- [The task]: Pick out every line of the records below that contains the word "loaded" and copy each one. Case counts.

- [Task material]:

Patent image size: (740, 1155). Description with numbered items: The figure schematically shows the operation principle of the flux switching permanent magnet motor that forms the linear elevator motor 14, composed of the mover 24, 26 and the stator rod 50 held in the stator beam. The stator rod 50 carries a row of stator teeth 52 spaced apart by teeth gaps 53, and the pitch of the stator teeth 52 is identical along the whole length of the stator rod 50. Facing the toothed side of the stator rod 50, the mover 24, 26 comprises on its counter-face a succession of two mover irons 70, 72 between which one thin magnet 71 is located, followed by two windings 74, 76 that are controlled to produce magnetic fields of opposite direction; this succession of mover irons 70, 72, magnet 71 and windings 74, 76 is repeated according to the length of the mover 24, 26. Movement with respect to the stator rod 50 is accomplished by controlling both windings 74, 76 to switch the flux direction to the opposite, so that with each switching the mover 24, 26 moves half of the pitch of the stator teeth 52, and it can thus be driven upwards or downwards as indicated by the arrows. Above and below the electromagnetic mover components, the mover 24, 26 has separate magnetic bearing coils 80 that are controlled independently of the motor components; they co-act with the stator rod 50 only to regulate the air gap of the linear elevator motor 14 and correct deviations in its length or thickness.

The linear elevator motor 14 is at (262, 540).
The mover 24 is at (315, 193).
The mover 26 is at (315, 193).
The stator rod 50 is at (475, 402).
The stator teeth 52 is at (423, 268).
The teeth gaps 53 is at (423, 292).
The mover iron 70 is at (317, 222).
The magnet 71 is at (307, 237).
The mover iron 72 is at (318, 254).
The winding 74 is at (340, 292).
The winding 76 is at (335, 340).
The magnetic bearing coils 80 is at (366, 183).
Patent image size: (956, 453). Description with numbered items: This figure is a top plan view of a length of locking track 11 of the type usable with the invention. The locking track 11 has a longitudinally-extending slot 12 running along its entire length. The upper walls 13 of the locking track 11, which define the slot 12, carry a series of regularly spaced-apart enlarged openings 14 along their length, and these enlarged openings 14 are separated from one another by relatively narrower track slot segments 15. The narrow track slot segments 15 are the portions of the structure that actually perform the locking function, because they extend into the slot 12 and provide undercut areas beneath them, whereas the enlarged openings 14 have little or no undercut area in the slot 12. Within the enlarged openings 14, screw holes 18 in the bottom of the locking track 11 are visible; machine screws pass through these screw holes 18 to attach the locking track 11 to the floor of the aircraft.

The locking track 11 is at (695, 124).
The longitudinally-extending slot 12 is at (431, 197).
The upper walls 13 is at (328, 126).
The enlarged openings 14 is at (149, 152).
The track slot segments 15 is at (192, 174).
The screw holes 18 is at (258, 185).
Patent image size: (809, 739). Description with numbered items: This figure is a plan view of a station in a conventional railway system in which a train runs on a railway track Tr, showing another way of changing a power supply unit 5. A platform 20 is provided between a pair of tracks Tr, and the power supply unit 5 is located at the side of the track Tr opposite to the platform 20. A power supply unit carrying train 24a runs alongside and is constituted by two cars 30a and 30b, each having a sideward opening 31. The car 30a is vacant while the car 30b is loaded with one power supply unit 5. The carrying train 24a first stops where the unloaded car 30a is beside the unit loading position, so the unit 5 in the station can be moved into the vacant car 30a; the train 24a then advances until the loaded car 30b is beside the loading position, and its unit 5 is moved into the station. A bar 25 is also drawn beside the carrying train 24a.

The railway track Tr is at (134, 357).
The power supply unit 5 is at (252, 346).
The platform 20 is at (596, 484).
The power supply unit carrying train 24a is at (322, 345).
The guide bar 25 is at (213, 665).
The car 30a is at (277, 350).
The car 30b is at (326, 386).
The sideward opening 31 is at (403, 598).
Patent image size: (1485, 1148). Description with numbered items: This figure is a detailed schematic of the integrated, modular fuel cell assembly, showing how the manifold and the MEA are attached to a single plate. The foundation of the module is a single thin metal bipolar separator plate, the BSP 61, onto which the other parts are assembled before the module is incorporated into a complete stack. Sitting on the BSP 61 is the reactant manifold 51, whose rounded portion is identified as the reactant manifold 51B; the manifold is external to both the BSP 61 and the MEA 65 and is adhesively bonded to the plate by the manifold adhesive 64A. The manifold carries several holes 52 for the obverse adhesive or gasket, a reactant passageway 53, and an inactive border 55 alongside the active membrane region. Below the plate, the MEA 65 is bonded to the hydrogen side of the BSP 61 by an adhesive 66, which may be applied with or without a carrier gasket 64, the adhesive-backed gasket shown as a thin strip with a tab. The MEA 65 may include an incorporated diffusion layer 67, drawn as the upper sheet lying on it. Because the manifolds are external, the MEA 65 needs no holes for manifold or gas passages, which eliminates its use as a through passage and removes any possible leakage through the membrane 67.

- [Output]:
Patent image size: (809, 739). Description with numbered items: This figure is a plan view of a station in a conventional railway system in which a train runs on a railway track Tr, showing another way of changing a power supply unit 5. A platform 20 is provided between a pair of tracks Tr, and the power supply unit 5 is located at the side of the track Tr opposite to the platform 20. A power supply unit carrying train 24a runs alongside and is constituted by two cars 30a and 30b, each having a sideward opening 31. The car 30a is vacant while the car 30b is loaded with one power supply unit 5. The carrying train 24a first stops where the unloaded car 30a is beside the unit loading position, so the unit 5 in the station can be moved into the vacant car 30a; the train 24a then advances until the loaded car 30b is beside the loading position, and its unit 5 is moved into the station. A bar 25 is also drawn beside the carrying train 24a.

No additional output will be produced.